**The task:** Look for the string "放置机具" in every line, and copy each line that has it.

---- Data shown

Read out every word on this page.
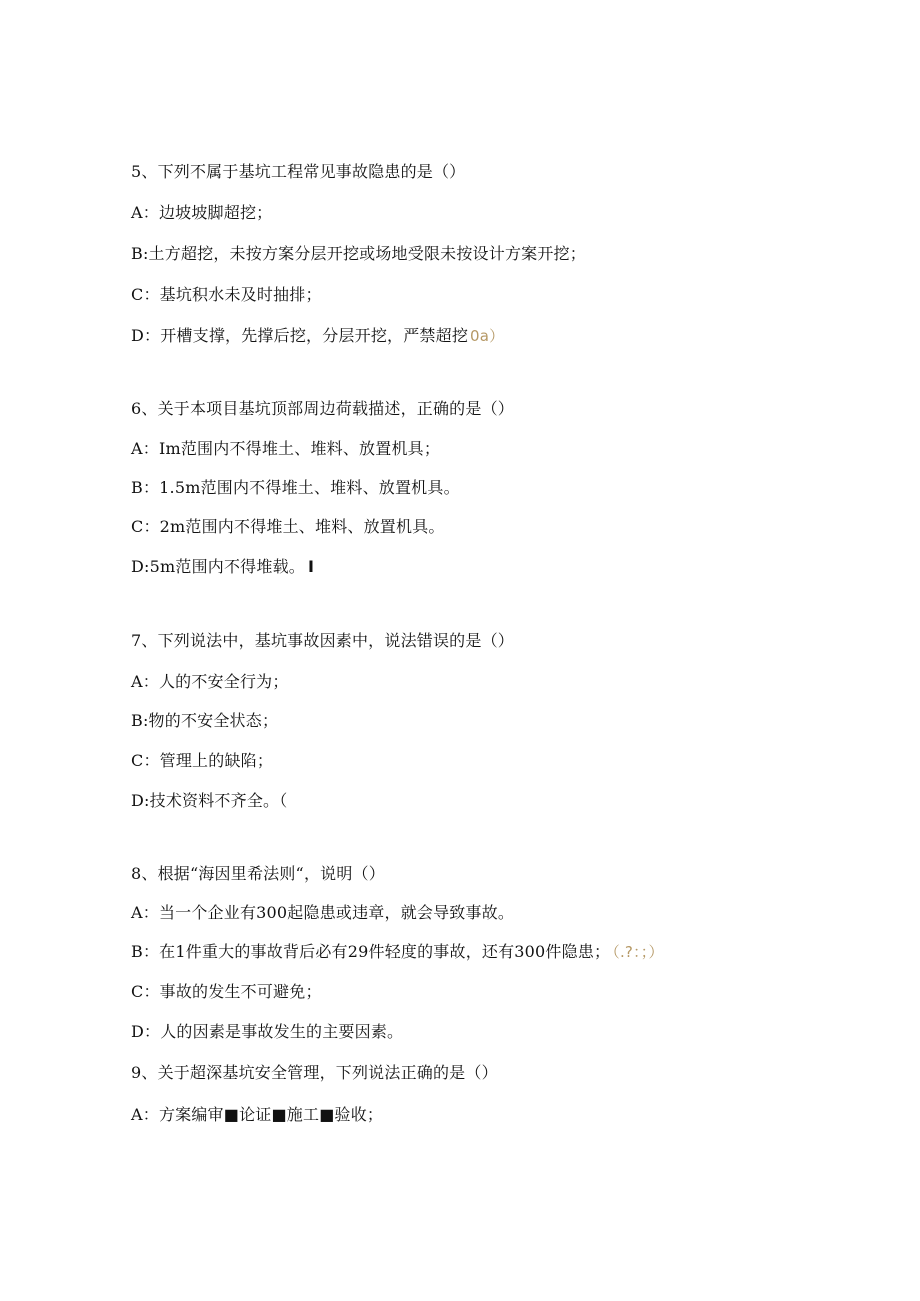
5、下列不属于基坑工程常见事故隐患的是（）
A：边坡坡脚超挖；
B:土方超挖，未按方案分层开挖或场地受限未按设计方案开挖；
C：基坑积水未及时抽排；
D：开槽支撑，先撑后挖，分层开挖，严禁超挖 0a）
6、关于本项目基坑顶部周边荷载描述，正确的是（）
A：Im范围内不得堆土、堆料、放置机具；
B：1.5m范围内不得堆土、堆料、放置机具。
C：2m范围内不得堆土、堆料、放置机具。
D:5m范围内不得堆载。 I
7、下列说法中，基坑事故因素中，说法错误的是（）
A：人的不安全行为；
B:物的不安全状态；
C：管理上的缺陷；
D:技术资料不齐全。（
8、根据“海因里希法则“，说明（）
A：当一个企业有300起隐患或违章，就会导致事故。
B：在1件重大的事故背后必有29件轻度的事故，还有300件隐患； （.?：；）
C：事故的发生不可避免；
D：人的因素是事故发生的主要因素。
9、关于超深基坑安全管理，下列说法正确的是（）
A：方案编审■论证■施工■验收；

--------

**Full solution:**
A：Im范围内不得堆土、堆料、放置机具；
B：1.5m范围内不得堆土、堆料、放置机具。
C：2m范围内不得堆土、堆料、放置机具。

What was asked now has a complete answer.